Find and copy each line of the records where the string "those" shows up.

(Items from a data source)
══════

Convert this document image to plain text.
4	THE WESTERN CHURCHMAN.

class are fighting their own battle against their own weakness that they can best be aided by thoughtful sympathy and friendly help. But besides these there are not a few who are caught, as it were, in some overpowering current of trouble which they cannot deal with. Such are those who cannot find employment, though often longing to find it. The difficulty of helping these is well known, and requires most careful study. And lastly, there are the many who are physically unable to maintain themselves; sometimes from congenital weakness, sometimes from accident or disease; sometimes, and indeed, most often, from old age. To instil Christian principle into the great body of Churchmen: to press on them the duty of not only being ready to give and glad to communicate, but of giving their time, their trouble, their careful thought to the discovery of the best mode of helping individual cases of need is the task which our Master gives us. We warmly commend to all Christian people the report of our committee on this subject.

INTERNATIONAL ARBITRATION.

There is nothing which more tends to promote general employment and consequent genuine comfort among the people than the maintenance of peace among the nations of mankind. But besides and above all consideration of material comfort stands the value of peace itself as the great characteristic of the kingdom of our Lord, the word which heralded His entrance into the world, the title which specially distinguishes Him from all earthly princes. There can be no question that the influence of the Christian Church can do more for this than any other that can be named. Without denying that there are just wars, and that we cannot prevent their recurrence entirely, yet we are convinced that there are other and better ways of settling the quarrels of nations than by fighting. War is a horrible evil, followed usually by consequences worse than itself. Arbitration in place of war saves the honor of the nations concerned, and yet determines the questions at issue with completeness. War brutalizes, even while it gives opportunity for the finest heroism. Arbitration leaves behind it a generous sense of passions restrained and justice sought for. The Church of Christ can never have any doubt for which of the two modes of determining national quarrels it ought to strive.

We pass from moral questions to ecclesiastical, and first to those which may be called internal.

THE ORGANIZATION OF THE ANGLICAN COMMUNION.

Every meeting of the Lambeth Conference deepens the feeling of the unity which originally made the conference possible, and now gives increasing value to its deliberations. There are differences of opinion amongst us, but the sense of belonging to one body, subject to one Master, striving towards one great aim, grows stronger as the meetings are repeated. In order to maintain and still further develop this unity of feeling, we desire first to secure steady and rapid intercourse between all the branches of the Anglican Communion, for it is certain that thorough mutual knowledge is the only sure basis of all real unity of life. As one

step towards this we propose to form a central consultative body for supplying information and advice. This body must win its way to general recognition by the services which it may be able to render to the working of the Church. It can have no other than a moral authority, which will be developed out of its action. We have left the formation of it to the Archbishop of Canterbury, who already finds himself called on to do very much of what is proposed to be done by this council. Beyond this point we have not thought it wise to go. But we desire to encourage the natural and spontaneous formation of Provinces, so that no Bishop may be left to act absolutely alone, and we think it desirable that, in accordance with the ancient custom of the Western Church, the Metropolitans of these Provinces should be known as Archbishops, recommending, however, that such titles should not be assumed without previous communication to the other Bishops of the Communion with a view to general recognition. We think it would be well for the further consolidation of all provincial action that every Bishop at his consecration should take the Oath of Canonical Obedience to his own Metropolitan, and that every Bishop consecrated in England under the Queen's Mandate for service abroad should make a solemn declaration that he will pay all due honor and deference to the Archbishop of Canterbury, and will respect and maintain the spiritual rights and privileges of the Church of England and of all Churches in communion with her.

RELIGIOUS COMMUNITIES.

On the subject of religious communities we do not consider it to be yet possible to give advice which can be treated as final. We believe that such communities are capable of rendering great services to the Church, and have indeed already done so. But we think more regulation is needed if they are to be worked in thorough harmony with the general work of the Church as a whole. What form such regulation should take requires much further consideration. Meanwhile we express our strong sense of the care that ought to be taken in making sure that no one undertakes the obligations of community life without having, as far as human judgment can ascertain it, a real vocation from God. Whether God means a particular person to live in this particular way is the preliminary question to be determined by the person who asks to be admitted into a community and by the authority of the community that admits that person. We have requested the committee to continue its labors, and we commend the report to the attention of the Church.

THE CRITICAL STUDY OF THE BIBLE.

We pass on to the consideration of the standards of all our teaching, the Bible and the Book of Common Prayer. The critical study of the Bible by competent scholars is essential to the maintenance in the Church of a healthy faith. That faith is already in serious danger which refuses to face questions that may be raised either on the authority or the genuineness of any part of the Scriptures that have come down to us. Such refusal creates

══════

* **REPLY TO THE EXERCISE**
class are fighting their own battle against their own weakness that they can best be aided by thoughtful sympathy and friendly help. But besides these there are not a few who are caught, as it were, in some overpowering current of trouble which they cannot deal with. Such are those who cannot find employment, though often longing to find it. The difficulty of helping these is well known, and requires most careful study. And lastly, there are the many who are physically unable to maintain themselves; sometimes from congenital weakness, sometimes from accident or disease; sometimes, and indeed, most often, from old age. To instil Christian principle into the great body of Churchmen: to press on them the duty of not only being ready to give and glad to communicate, but of giving their time, their trouble, their careful thought to the discovery of the best mode of helping individual cases of need is the task which our Master gives us. We warmly commend to all Christian people the report of our committee on this subject.
We pass from moral questions to ecclesiastical, and first to those which may be called internal.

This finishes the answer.